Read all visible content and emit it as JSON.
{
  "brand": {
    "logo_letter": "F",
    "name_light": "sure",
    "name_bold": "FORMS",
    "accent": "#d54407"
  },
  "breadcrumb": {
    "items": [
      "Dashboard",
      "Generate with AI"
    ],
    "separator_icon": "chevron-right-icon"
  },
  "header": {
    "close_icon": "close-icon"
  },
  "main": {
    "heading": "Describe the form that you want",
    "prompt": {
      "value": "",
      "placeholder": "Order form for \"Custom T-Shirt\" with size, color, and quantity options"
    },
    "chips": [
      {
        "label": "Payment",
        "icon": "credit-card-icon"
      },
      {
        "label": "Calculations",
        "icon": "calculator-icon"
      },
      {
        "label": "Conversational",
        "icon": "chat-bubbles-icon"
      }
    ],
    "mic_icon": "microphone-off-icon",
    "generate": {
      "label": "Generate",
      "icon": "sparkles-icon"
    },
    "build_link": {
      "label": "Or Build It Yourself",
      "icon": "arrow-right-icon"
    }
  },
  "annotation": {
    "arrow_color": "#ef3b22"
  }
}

————————

__What is needed__: Quote the listing in full, please, keeping every line exact.

__Written answer__:
Read all visible content and emit it as JSON.
{
  "brand": {
    "logo_letter": "F",
    "name_light": "sure",
    "name_bold": "FORMS",
    "accent": "#d54407"
  },
  "breadcrumb": {
    "items": [
      "Dashboard",
      "Generate with AI"
    ],
    "separator_icon": "chevron-right-icon"
  },
  "header": {
    "close_icon": "close-icon"
  },
  "main": {
    "heading": "Describe the form that you want",
    "prompt": {
      "value": "",
      "placeholder": "Order form for \"Custom T-Shirt\" with size, color, and quantity options"
    },
    "chips": [
      {
        "label": "Payment",
        "icon": "credit-card-icon"
      },
      {
        "label": "Calculations",
        "icon": "calculator-icon"
      },
      {
        "label": "Conversational",
        "icon": "chat-bubbles-icon"
      }
    ],
    "mic_icon": "microphone-off-icon",
    "generate": {
      "label": "Generate",
      "icon": "sparkles-icon"
    },
    "build_link": {
      "label": "Or Build It Yourself",
      "icon": "arrow-right-icon"
    }
  },
  "annotation": {
    "arrow_color": "#ef3b22"
  }
}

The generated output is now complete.